What the exercise asks — Copy every record below exactly as written, but leave out the pictures.

[Stored data entries]
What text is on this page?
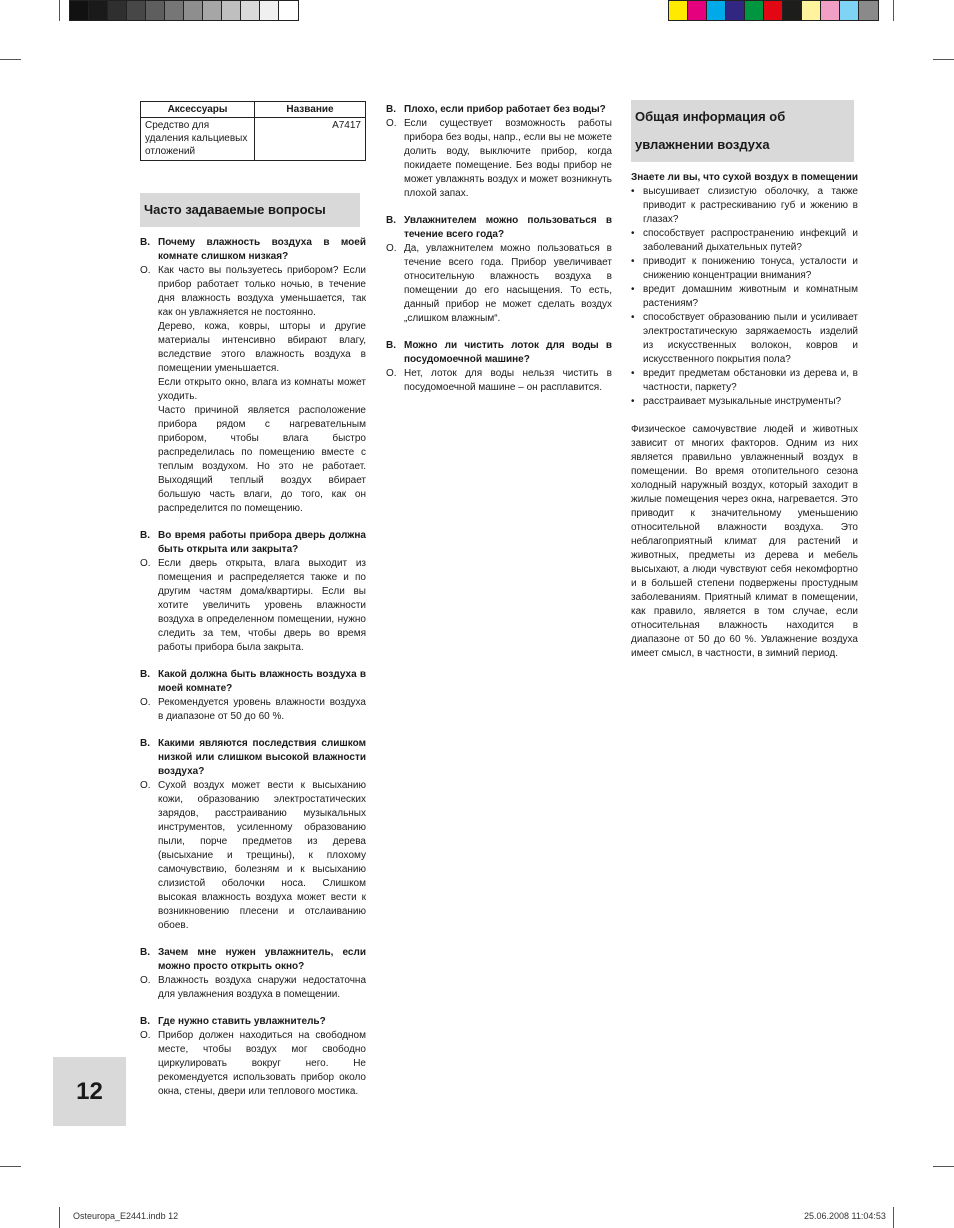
Аксессуары	Название
Средство для удаления кальциевых отложений	A7417
Часто задаваемые вопросы
В. Почему влажность воздуха в моей комнате слишком низкая?
О. Как часто вы пользуетесь прибором? Если прибор работает только ночью, в течение дня влажность воздуха уменьшается, так как он увлажняется не постоянно.
Дерево, кожа, ковры, шторы и другие материалы интенсивно вбирают влагу, вследствие этого влажность воздуха в помещении уменьшается.
Если открыто окно, влага из комнаты может уходить.
Часто причиной является расположение прибора рядом с нагревательным прибором, чтобы влага быстро распределилась по помещению вместе с теплым воздухом. Но это не работает. Выходящий теплый воздух вбирает большую часть влаги, до того, как он распределится по помещению.
В. Во время работы прибора дверь должна быть открыта или закрыта?
О. Если дверь открыта, влага выходит из помещения и распределяется также и по другим частям дома/квартиры. Если вы хотите увеличить уровень влажности воздуха в определенном помещении, нужно следить за тем, чтобы дверь во время работы прибора была закрыта.
В. Какой должна быть влажность воздуха в моей комнате?
О. Рекомендуется уровень влажности воздуха в диапазоне от 50 до 60 %.
В. Какими являются последствия слишком низкой или слишком высокой влажности воздуха?
О. Сухой воздух может вести к высыханию кожи, образованию электростатических зарядов, расстраиванию музыкальных инструментов, усиленному образованию пыли, порче предметов из дерева (высыхание и трещины), к плохому самочувствию, болезням и к высыханию слизистой оболочки носа. Слишком высокая влажность воздуха может вести к возникновению плесени и отслаиванию обоев.
В. Зачем мне нужен увлажнитель, если можно просто открыть окно?
О. Влажность воздуха снаружи недостаточна для увлажнения воздуха в помещении.
В. Где нужно ставить увлажнитель?
О. Прибор должен находиться на свободном месте, чтобы воздух мог свободно циркулировать вокруг него. Не рекомендуется использовать прибор около окна, стены, двери или теплового мостика.
В. Плохо, если прибор работает без воды?
О. Если существует возможность работы прибора без воды, напр., если вы не можете долить воду, выключите прибор, когда покидаете помещение. Без воды прибор не может увлажнять воздух и может возникнуть плохой запах.
В. Увлажнителем можно пользоваться в течение всего года?
О. Да, увлажнителем можно пользоваться в течение всего года. Прибор увеличивает относительную влажность воздуха в помещении до его насыщения. То есть, данный прибор не может сделать воздух „слишком влажным“.
В. Можно ли чистить лоток для воды в посудомоечной машине?
О. Нет, лоток для воды нельзя чистить в посудомоечной машине – он расплавится.
Общая информация об увлажнении воздуха
Знаете ли вы, что сухой воздух в помещении
• высушивает слизистую оболочку, а также приводит к растрескиванию губ и жжению в глазах?
• способствует распространению инфекций и заболеваний дыхательных путей?
• приводит к понижению тонуса, усталости и снижению концентрации внимания?
• вредит домашним животным и комнатным растениям?
• способствует образованию пыли и усиливает электростатическую заряжаемость изделий из искусственных волокон, ковров и искусственного покрытия пола?
• вредит предметам обстановки из дерева и, в частности, паркету?
• расстраивает музыкальные инструменты?
Физическое самочувствие людей и животных зависит от многих факторов. Одним из них является правильно увлажненный воздух в помещении. Во время отопительного сезона холодный наружный воздух, который заходит в жилые помещения через окна, нагревается. Это приводит к значительному уменьшению относительной влажности воздуха. Это неблагоприятный климат для растений и животных, предметы из дерева и мебель высыхают, а люди чувствуют себя некомфортно и в большей степени подвержены простудным заболеваниям. Приятный климат в помещении, как правило, является в том случае, если относительная влажность находится в диапазоне от 50 до 60 %. Увлажнение воздуха имеет смысл, в частности, в зимний период.
12
Osteuropa_E2441.indb 12	25.06.2008 11:04:53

Completed exercise —
What text is on this page?
Аксессуары	Название
Средство для удаления кальциевых отложений	A7417
Часто задаваемые вопросы
В. Почему влажность воздуха в моей комнате слишком низкая?
О. Как часто вы пользуетесь прибором? Если прибор работает только ночью, в течение дня влажность воздуха уменьшается, так как он увлажняется не постоянно.
Дерево, кожа, ковры, шторы и другие материалы интенсивно вбирают влагу, вследствие этого влажность воздуха в помещении уменьшается.
Если открыто окно, влага из комнаты может уходить.
Часто причиной является расположение прибора рядом с нагревательным прибором, чтобы влага быстро распределилась по помещению вместе с теплым воздухом. Но это не работает. Выходящий теплый воздух вбирает большую часть влаги, до того, как он распределится по помещению.
В. Во время работы прибора дверь должна быть открыта или закрыта?
О. Если дверь открыта, влага выходит из помещения и распределяется также и по другим частям дома/квартиры. Если вы хотите увеличить уровень влажности воздуха в определенном помещении, нужно следить за тем, чтобы дверь во время работы прибора была закрыта.
В. Какой должна быть влажность воздуха в моей комнате?
О. Рекомендуется уровень влажности воздуха в диапазоне от 50 до 60 %.
В. Какими являются последствия слишком низкой или слишком высокой влажности воздуха?
О. Сухой воздух может вести к высыханию кожи, образованию электростатических зарядов, расстраиванию музыкальных инструментов, усиленному образованию пыли, порче предметов из дерева (высыхание и трещины), к плохому самочувствию, болезням и к высыханию слизистой оболочки носа. Слишком высокая влажность воздуха может вести к возникновению плесени и отслаиванию обоев.
В. Зачем мне нужен увлажнитель, если можно просто открыть окно?
О. Влажность воздуха снаружи недостаточна для увлажнения воздуха в помещении.
В. Где нужно ставить увлажнитель?
О. Прибор должен находиться на свободном месте, чтобы воздух мог свободно циркулировать вокруг него. Не рекомендуется использовать прибор около окна, стены, двери или теплового мостика.
В. Плохо, если прибор работает без воды?
О. Если существует возможность работы прибора без воды, напр., если вы не можете долить воду, выключите прибор, когда покидаете помещение. Без воды прибор не может увлажнять воздух и может возникнуть плохой запах.
В. Увлажнителем можно пользоваться в течение всего года?
О. Да, увлажнителем можно пользоваться в течение всего года. Прибор увеличивает относительную влажность воздуха в помещении до его насыщения. То есть, данный прибор не может сделать воздух „слишком влажным“.
В. Можно ли чистить лоток для воды в посудомоечной машине?
О. Нет, лоток для воды нельзя чистить в посудомоечной машине – он расплавится.
Общая информация об увлажнении воздуха
Знаете ли вы, что сухой воздух в помещении
• высушивает слизистую оболочку, а также приводит к растрескиванию губ и жжению в глазах?
• способствует распространению инфекций и заболеваний дыхательных путей?
• приводит к понижению тонуса, усталости и снижению концентрации внимания?
• вредит домашним животным и комнатным растениям?
• способствует образованию пыли и усиливает электростатическую заряжаемость изделий из искусственных волокон, ковров и искусственного покрытия пола?
• вредит предметам обстановки из дерева и, в частности, паркету?
• расстраивает музыкальные инструменты?
Физическое самочувствие людей и животных зависит от многих факторов. Одним из них является правильно увлажненный воздух в помещении. Во время отопительного сезона холодный наружный воздух, который заходит в жилые помещения через окна, нагревается. Это приводит к значительному уменьшению относительной влажности воздуха. Это неблагоприятный климат для растений и животных, предметы из дерева и мебель высыхают, а люди чувствуют себя некомфортно и в большей степени подвержены простудным заболеваниям. Приятный климат в помещении, как правило, является в том случае, если относительная влажность находится в диапазоне от 50 до 60 %. Увлажнение воздуха имеет смысл, в частности, в зимний период.
12
Osteuropa_E2441.indb 12	25.06.2008 11:04:53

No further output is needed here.